O que fazer: Reescreva de forma mais curta o parágrafo do trecho da página que começa com "A luta em torno do Estatuto das Estatais", sem perder os fatos principais.

Trecho da página:
A luta em torno do Estatuto das Estatais (PLS 555 no Senado e PL 4918 na Câmara) teve um desfecho inesperado na tarde de terça-feira (21), em Brasília, quando o Senado colocou em votação e aprovou o texto com emendas da Câmara e modificações feitas em 2015 pelos senadores. O texto segue agora para sanção presidencial, que deve ocorrer em um prazo de 15 dias.

Plenária do Senado no dia 21, quando foi votado o PLS555.
O projeto passou com os pontos que restringem a participação de dirigentes sindicais e militantes de partidos na composição das diretorias dos conselhos das empresas públicas, mantendo a criminalização da ação e da organização política garantidas em Constituição.
Por outro lado, o Senado também manteve a alteração que permite a presença de profissionais liberais nos conselhos, abrindo espaço para especuladores e lobistas do capital financeiro em espaços estratégicos para a constituição da soberania brasileira.

Amostras de dados:
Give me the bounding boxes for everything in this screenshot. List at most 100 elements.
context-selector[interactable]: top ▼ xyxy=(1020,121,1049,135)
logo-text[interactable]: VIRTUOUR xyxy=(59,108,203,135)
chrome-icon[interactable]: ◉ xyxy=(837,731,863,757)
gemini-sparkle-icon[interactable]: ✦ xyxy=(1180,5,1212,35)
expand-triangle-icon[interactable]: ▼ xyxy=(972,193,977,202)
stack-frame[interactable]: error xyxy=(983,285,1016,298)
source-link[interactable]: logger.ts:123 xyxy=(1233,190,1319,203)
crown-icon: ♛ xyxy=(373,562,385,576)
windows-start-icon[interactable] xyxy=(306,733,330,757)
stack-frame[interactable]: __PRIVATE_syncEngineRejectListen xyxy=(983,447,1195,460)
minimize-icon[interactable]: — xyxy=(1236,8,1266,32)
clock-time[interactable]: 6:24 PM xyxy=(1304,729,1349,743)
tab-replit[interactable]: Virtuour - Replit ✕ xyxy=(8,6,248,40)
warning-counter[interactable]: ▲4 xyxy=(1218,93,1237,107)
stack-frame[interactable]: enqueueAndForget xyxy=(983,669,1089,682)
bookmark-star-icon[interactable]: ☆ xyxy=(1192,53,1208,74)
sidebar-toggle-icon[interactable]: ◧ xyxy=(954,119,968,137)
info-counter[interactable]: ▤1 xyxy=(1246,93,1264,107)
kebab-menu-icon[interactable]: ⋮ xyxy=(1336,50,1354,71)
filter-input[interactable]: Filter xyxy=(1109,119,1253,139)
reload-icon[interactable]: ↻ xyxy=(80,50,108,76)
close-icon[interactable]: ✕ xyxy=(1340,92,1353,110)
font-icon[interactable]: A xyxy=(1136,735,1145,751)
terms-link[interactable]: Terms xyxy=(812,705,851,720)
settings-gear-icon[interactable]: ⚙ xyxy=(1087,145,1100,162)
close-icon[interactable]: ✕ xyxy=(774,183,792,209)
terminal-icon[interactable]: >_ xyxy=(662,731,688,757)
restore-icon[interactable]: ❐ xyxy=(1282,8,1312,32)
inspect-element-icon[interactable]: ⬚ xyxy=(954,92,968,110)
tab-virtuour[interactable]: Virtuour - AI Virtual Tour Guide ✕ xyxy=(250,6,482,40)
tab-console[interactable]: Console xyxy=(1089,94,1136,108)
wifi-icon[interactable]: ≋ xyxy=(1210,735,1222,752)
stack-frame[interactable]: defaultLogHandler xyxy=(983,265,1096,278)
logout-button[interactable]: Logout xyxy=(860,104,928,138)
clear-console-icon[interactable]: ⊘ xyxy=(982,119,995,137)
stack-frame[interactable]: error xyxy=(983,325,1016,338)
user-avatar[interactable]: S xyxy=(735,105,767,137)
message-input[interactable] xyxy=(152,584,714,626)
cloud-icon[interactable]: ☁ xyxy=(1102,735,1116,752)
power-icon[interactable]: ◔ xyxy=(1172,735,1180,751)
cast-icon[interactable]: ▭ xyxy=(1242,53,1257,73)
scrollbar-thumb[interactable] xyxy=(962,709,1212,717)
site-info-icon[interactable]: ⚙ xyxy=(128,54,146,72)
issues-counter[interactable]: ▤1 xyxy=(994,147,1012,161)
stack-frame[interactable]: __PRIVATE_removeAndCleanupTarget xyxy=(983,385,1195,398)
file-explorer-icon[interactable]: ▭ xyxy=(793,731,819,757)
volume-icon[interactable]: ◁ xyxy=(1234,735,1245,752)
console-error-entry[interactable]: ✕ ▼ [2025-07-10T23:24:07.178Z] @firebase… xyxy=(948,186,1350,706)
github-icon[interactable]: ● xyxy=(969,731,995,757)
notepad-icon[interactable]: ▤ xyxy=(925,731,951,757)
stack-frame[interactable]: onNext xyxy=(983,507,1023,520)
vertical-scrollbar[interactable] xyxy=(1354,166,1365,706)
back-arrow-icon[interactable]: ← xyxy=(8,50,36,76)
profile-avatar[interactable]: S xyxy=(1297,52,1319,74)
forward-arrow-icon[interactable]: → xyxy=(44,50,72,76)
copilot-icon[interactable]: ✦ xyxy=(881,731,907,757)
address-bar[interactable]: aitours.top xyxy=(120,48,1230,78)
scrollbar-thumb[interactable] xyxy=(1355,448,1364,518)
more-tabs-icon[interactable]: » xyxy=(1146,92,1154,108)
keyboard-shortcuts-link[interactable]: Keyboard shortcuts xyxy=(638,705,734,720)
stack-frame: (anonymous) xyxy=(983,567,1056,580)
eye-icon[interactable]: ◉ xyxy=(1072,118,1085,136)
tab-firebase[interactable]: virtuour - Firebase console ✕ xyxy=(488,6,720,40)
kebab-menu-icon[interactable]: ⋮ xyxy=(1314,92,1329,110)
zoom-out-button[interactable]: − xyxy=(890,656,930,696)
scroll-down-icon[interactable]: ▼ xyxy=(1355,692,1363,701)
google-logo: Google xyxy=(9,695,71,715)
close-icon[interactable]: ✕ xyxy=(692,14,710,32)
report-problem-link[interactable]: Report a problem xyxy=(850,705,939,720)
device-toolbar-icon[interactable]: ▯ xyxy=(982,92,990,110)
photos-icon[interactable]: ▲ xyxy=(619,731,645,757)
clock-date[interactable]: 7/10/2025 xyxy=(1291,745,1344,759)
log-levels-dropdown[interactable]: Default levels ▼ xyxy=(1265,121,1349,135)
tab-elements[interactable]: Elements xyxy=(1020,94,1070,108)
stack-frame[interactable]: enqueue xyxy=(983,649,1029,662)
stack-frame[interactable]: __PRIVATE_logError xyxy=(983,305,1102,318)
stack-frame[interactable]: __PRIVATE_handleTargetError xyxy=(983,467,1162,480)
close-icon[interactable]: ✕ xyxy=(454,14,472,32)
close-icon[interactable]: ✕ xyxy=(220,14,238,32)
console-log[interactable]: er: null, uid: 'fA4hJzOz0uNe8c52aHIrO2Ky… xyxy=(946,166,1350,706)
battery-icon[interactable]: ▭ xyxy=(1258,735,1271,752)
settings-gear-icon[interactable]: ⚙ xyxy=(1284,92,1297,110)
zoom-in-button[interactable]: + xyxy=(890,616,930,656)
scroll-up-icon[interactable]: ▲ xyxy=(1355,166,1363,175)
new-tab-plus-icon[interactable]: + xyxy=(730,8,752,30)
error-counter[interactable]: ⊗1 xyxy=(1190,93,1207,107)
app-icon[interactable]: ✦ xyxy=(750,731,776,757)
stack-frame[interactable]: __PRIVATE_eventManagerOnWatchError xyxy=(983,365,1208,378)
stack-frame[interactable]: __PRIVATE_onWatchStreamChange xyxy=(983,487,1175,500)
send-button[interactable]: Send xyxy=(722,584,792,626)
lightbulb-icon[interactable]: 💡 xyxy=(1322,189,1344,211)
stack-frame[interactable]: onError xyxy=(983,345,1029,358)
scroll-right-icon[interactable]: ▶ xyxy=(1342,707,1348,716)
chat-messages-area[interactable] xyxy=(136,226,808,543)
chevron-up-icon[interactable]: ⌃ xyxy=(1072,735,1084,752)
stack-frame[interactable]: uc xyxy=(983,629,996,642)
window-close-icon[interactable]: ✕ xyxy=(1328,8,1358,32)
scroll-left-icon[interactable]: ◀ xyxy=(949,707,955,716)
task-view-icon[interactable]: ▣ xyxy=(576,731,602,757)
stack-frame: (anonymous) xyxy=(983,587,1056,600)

Área de resposta: Na tarde de terça-feira (21), em Brasília, o Senado aprovou inesperadamente o Estatuto das Estatais (PLS 555 no Senado e PL 4918 na Câmara). O texto aprovado inclui emendas da Câmara e modificações feitas pelos senadores em 2015. Agora segue para sanção presidencial, que deve ocorrer em um prazo de 15 dias.